Given task.
Retype each record below word for word. Leave the pictures out.

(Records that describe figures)
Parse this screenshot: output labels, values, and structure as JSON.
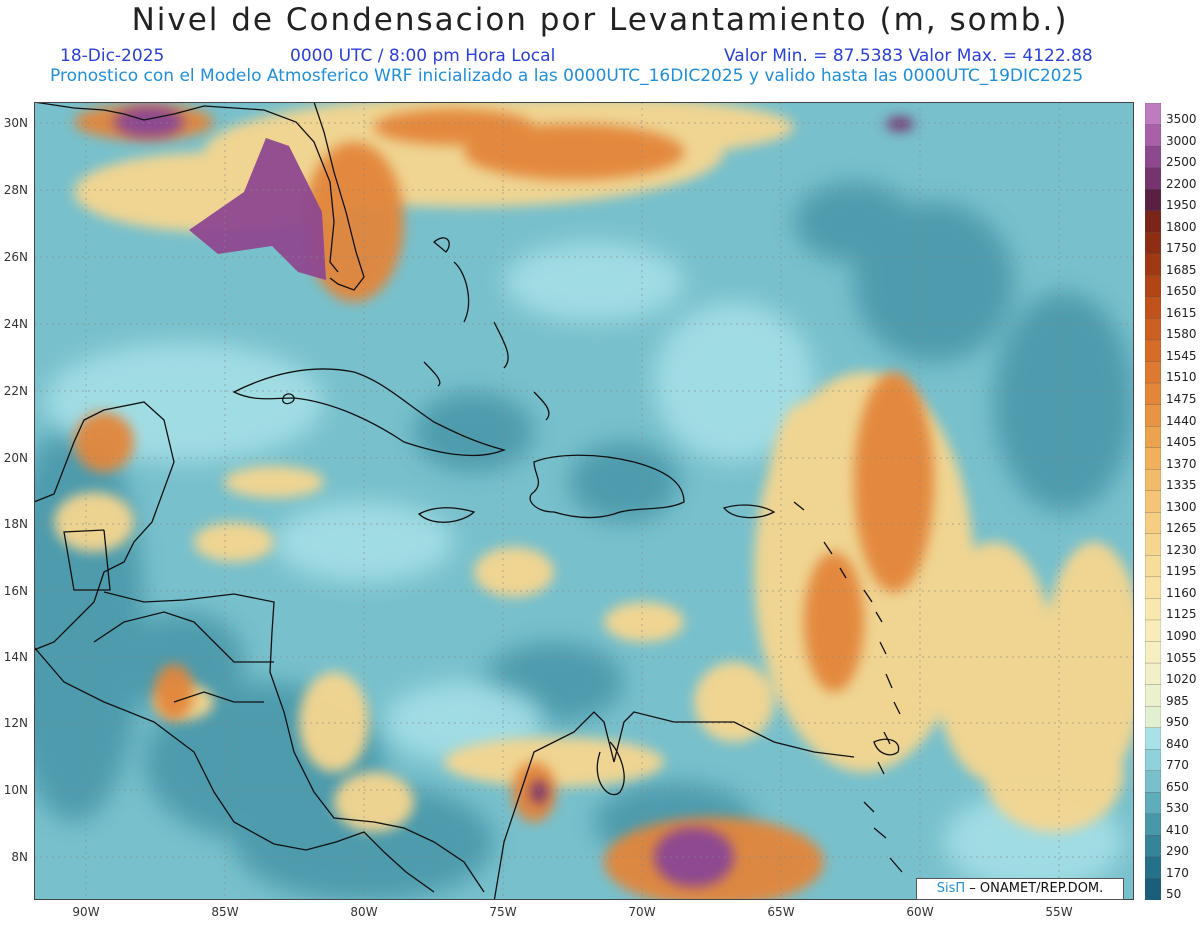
{
  "title": "Nivel de Condensacion por Levantamiento (m, somb.)",
  "date": "18-Dic-2025",
  "time": "0000 UTC / 8:00 pm Hora Local",
  "minmax": "Valor Min. = 87.5383  Valor Max. = 4122.88",
  "forecast_note": "Pronostico con el Modelo Atmosferico WRF inicializado a las 0000UTC_16DIC2025 y valido hasta las  0000UTC_19DIC2025",
  "credit": {
    "brand": "SisΠ",
    "text": " – ONAMET/REP.DOM."
  },
  "lat_labels": [
    "30N",
    "28N",
    "26N",
    "24N",
    "22N",
    "20N",
    "18N",
    "16N",
    "14N",
    "12N",
    "10N",
    "8N"
  ],
  "lon_labels": [
    "90W",
    "85W",
    "80W",
    "75W",
    "70W",
    "65W",
    "60W",
    "55W"
  ],
  "legend": {
    "labels": [
      "3500",
      "3000",
      "2500",
      "2200",
      "1950",
      "1800",
      "1750",
      "1685",
      "1650",
      "1615",
      "1580",
      "1545",
      "1510",
      "1475",
      "1440",
      "1405",
      "1370",
      "1335",
      "1300",
      "1265",
      "1230",
      "1195",
      "1160",
      "1125",
      "1090",
      "1055",
      "1020",
      "985",
      "950",
      "840",
      "770",
      "650",
      "530",
      "410",
      "290",
      "170",
      "50"
    ],
    "colors": [
      "#c07ac0",
      "#a860a8",
      "#8e4890",
      "#76336f",
      "#5c1f44",
      "#7a2518",
      "#8d2e14",
      "#a03813",
      "#b24516",
      "#c2521b",
      "#cc5f21",
      "#d66c28",
      "#dd7930",
      "#e3863a",
      "#e89445",
      "#eca350",
      "#f0b05c",
      "#f2bb69",
      "#f4c576",
      "#f5ce83",
      "#f6d68f",
      "#f7dd9a",
      "#f8e3a5",
      "#f8e8b0",
      "#f8ecba",
      "#f7efc2",
      "#f3f0c8",
      "#ebf1cc",
      "#e0f0d0",
      "#a8e1e8",
      "#90d2dc",
      "#78c0cc",
      "#5fadbb",
      "#4898aa",
      "#35849a",
      "#25718a",
      "#1a5f79"
    ]
  },
  "map_colors": {
    "ocean_base": "#78c0cc",
    "deep_teal": "#4898aa",
    "pale_cyan": "#a8e1e8",
    "pale_yellow": "#f6d68f",
    "orange": "#e3863a",
    "dark_orange": "#b24516",
    "purple": "#8e4890",
    "dark_purple": "#5c1f44",
    "coast": "#111111"
  }
}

Answer below.
Parse this screenshot: output labels, values, and structure as JSON.
{
  "title": "Nivel de Condensacion por Levantamiento (m, somb.)",
  "date": "18-Dic-2025",
  "time": "0000 UTC / 8:00 pm Hora Local",
  "minmax": "Valor Min. = 87.5383  Valor Max. = 4122.88",
  "forecast_note": "Pronostico con el Modelo Atmosferico WRF inicializado a las 0000UTC_16DIC2025 y valido hasta las  0000UTC_19DIC2025",
  "credit": {
    "brand": "SisΠ",
    "text": " – ONAMET/REP.DOM."
  },
  "lat_labels": [
    "30N",
    "28N",
    "26N",
    "24N",
    "22N",
    "20N",
    "18N",
    "16N",
    "14N",
    "12N",
    "10N",
    "8N"
  ],
  "lon_labels": [
    "90W",
    "85W",
    "80W",
    "75W",
    "70W",
    "65W",
    "60W",
    "55W"
  ],
  "legend": {
    "labels": [
      "3500",
      "3000",
      "2500",
      "2200",
      "1950",
      "1800",
      "1750",
      "1685",
      "1650",
      "1615",
      "1580",
      "1545",
      "1510",
      "1475",
      "1440",
      "1405",
      "1370",
      "1335",
      "1300",
      "1265",
      "1230",
      "1195",
      "1160",
      "1125",
      "1090",
      "1055",
      "1020",
      "985",
      "950",
      "840",
      "770",
      "650",
      "530",
      "410",
      "290",
      "170",
      "50"
    ],
    "colors": [
      "#c07ac0",
      "#a860a8",
      "#8e4890",
      "#76336f",
      "#5c1f44",
      "#7a2518",
      "#8d2e14",
      "#a03813",
      "#b24516",
      "#c2521b",
      "#cc5f21",
      "#d66c28",
      "#dd7930",
      "#e3863a",
      "#e89445",
      "#eca350",
      "#f0b05c",
      "#f2bb69",
      "#f4c576",
      "#f5ce83",
      "#f6d68f",
      "#f7dd9a",
      "#f8e3a5",
      "#f8e8b0",
      "#f8ecba",
      "#f7efc2",
      "#f3f0c8",
      "#ebf1cc",
      "#e0f0d0",
      "#a8e1e8",
      "#90d2dc",
      "#78c0cc",
      "#5fadbb",
      "#4898aa",
      "#35849a",
      "#25718a",
      "#1a5f79"
    ]
  },
  "map_colors": {
    "ocean_base": "#78c0cc",
    "deep_teal": "#4898aa",
    "pale_cyan": "#a8e1e8",
    "pale_yellow": "#f6d68f",
    "orange": "#e3863a",
    "dark_orange": "#b24516",
    "purple": "#8e4890",
    "dark_purple": "#5c1f44",
    "coast": "#111111"
  }
}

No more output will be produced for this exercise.